Stored entries

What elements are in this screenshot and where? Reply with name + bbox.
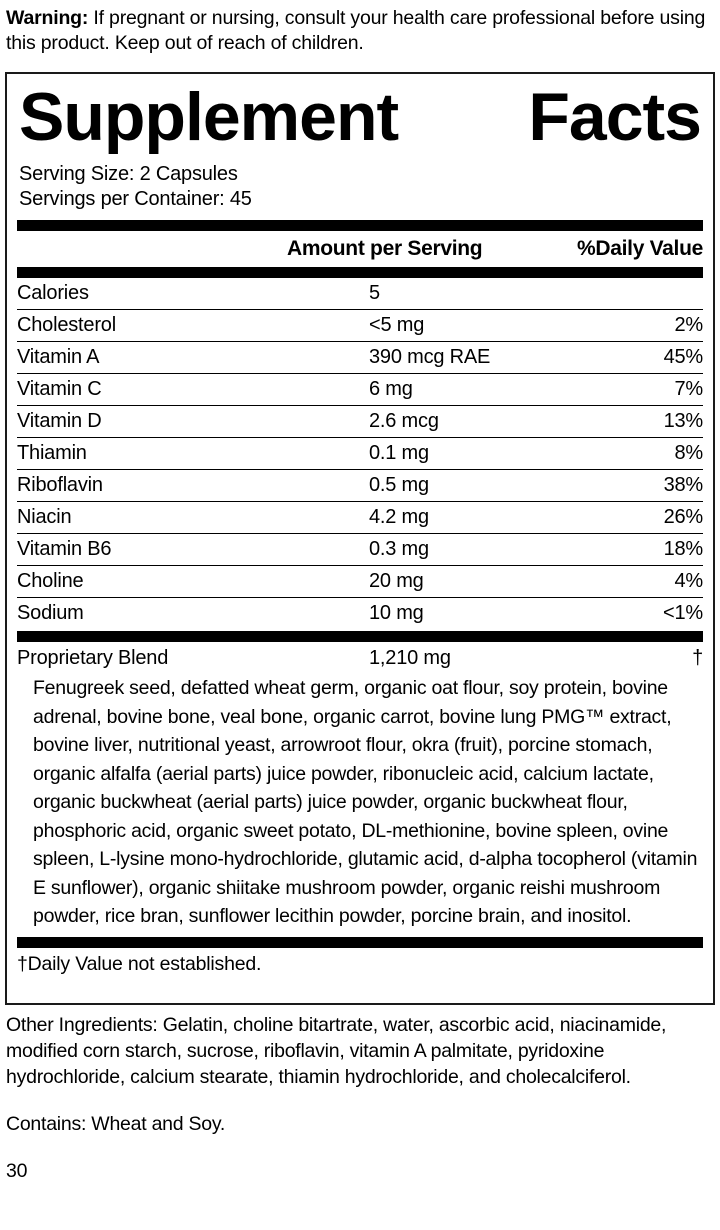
table-header-row: Amount per Serving %Daily Value [15, 231, 705, 267]
nutrient-amount: 0.3 mg [369, 538, 429, 560]
nutrient-name: Vitamin C [17, 378, 102, 400]
rule-above-footnote [17, 936, 703, 948]
other-ingredients: Other Ingredients: Gelatin, choline bita… [6, 1014, 667, 1088]
nutrient-name: Vitamin A [17, 346, 100, 368]
nutrient-daily-value: 18% [663, 538, 704, 560]
nutrient-daily-value: 4% [674, 570, 703, 592]
warning-text: If pregnant or nursing, consult your hea… [6, 7, 706, 54]
proprietary-blend-row: Proprietary Blend 1,210 mg † [15, 642, 705, 674]
table-row: Niacin 4.2 mg 26% [15, 502, 705, 533]
nutrient-amount: 0.5 mg [369, 474, 429, 496]
table-row: Choline 20 mg 4% [15, 566, 705, 597]
row-divider [17, 501, 703, 502]
below-panel-text: Other Ingredients: Gelatin, choline bita… [6, 1012, 716, 1184]
nutrient-daily-value: 8% [674, 442, 703, 464]
nutrient-amount: 2.6 mcg [369, 410, 439, 432]
nutrient-amount: 6 mg [369, 378, 413, 400]
nutrient-amount: 0.1 mg [369, 442, 429, 464]
table-row: Sodium 10 mg <1% [15, 598, 705, 629]
nutrient-name: Sodium [17, 602, 84, 624]
proprietary-blend-amount: 1,210 mg [369, 647, 451, 669]
row-divider [17, 597, 703, 598]
row-divider [17, 405, 703, 406]
page-number: 30 [6, 1160, 28, 1182]
nutrient-daily-value: <1% [663, 602, 703, 624]
warning-label: Warning: [6, 7, 89, 29]
nutrient-daily-value: 2% [674, 314, 703, 336]
row-divider [17, 373, 703, 374]
nutrient-daily-value: 7% [674, 378, 703, 400]
panel-title-word-facts: Facts [528, 79, 702, 155]
row-divider [17, 309, 703, 310]
table-row: Vitamin A 390 mcg RAE 45% [15, 342, 705, 373]
row-divider [17, 341, 703, 342]
nutrient-amount: <5 mg [369, 314, 425, 336]
nutrient-name: Niacin [17, 506, 72, 528]
nutrient-name: Thiamin [17, 442, 87, 464]
row-divider [17, 469, 703, 470]
header-amount-per-serving: Amount per Serving [287, 237, 483, 260]
panel-title: Supplement Facts [15, 74, 705, 156]
nutrient-table-body: Calories 5 Cholesterol <5 mg 2% Vitamin A 390 … [15, 278, 705, 629]
daily-value-footnote: †Daily Value not established. [17, 952, 262, 975]
table-row: Vitamin D 2.6 mcg 13% [15, 406, 705, 437]
nutrient-daily-value: 26% [663, 506, 704, 528]
header-spacer [17, 234, 287, 264]
warning-statement: Warning: If pregnant or nursing, consult… [6, 6, 714, 56]
table-row: Riboflavin 0.5 mg 38% [15, 470, 705, 501]
nutrient-amount: 20 mg [369, 570, 424, 592]
table-row: Thiamin 0.1 mg 8% [15, 438, 705, 469]
table-row: Vitamin C 6 mg 7% [15, 374, 705, 405]
nutrient-amount: 4.2 mg [369, 506, 429, 528]
table-row: Vitamin B6 0.3 mg 18% [15, 534, 705, 565]
nutrient-amount: 390 mcg RAE [369, 346, 491, 368]
panel-title-word-supplement: Supplement [19, 79, 399, 155]
nutrient-amount: 5 [369, 282, 380, 304]
table-row: Calories 5 [15, 278, 705, 309]
row-divider [17, 437, 703, 438]
proprietary-blend-ingredients: Fenugreek seed, defatted wheat germ, org… [33, 677, 698, 927]
nutrient-name: Calories [17, 282, 89, 304]
row-divider [17, 533, 703, 534]
rule-above-header [17, 220, 703, 231]
nutrient-name: Choline [17, 570, 84, 592]
nutrient-daily-value [537, 278, 703, 309]
rule-above-blend [17, 631, 703, 642]
nutrient-name: Cholesterol [17, 314, 116, 336]
nutrient-daily-value: 38% [663, 474, 704, 496]
table-row: Cholesterol <5 mg 2% [15, 310, 705, 341]
nutrient-name: Vitamin B6 [17, 538, 112, 560]
nutrient-daily-value: 13% [663, 410, 704, 432]
supplement-facts-panel: Supplement Facts Serving Size: 2 Capsule… [5, 72, 715, 1005]
rule-below-header [17, 267, 703, 278]
nutrient-amount: 10 mg [369, 602, 424, 624]
header-daily-value: %Daily Value [577, 237, 703, 260]
proprietary-blend-name: Proprietary Blend [17, 647, 169, 669]
nutrient-daily-value: 45% [663, 346, 704, 368]
row-divider [17, 565, 703, 566]
proprietary-blend-dv: † [692, 647, 703, 669]
nutrient-name: Vitamin D [17, 410, 102, 432]
servings-per-container: Servings per Container: 45 [19, 188, 252, 210]
serving-size: Serving Size: 2 Capsules [19, 163, 238, 185]
allergen-contains: Contains: Wheat and Soy. [6, 1113, 226, 1135]
nutrient-name: Riboflavin [17, 474, 103, 496]
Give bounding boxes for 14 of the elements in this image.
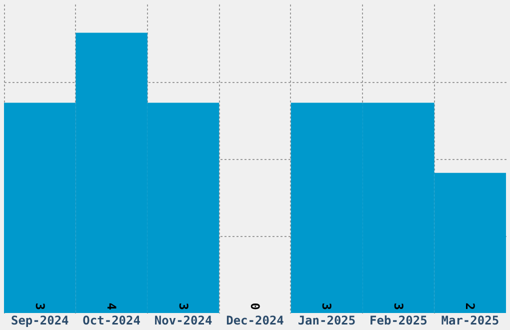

> [Task requirements] Give the lines again, starting with the line with "table-header-row: Amount per" and going on through the line with "nutrient-amount: 6 mg [369, 378, 413, 400]". Substitute "row-separator" for "row-divider" and leave everything else unchanged.

> [Output for this exercise]
table-header-row: Amount per Serving %Daily Value [15, 231, 705, 267]
nutrient-amount: 0.3 mg [369, 538, 429, 560]
nutrient-name: Vitamin C [17, 378, 102, 400]
rule-above-footnote [17, 936, 703, 948]
other-ingredients: Other Ingredients: Gelatin, choline bita… [6, 1014, 667, 1088]
nutrient-name: Vitamin A [17, 346, 100, 368]
nutrient-daily-value: 18% [663, 538, 704, 560]
nutrient-daily-value: 4% [674, 570, 703, 592]
warning-text: If pregnant or nursing, consult your hea… [6, 7, 706, 54]
proprietary-blend-row: Proprietary Blend 1,210 mg † [15, 642, 705, 674]
table-row: Niacin 4.2 mg 26% [15, 502, 705, 533]
nutrient-amount: 0.5 mg [369, 474, 429, 496]
table-row: Choline 20 mg 4% [15, 566, 705, 597]
row-separator [17, 501, 703, 502]
below-panel-text: Other Ingredients: Gelatin, choline bita… [6, 1012, 716, 1184]
nutrient-daily-value: 8% [674, 442, 703, 464]
nutrient-amount: 2.6 mcg [369, 410, 439, 432]
nutrient-amount: 6 mg [369, 378, 413, 400]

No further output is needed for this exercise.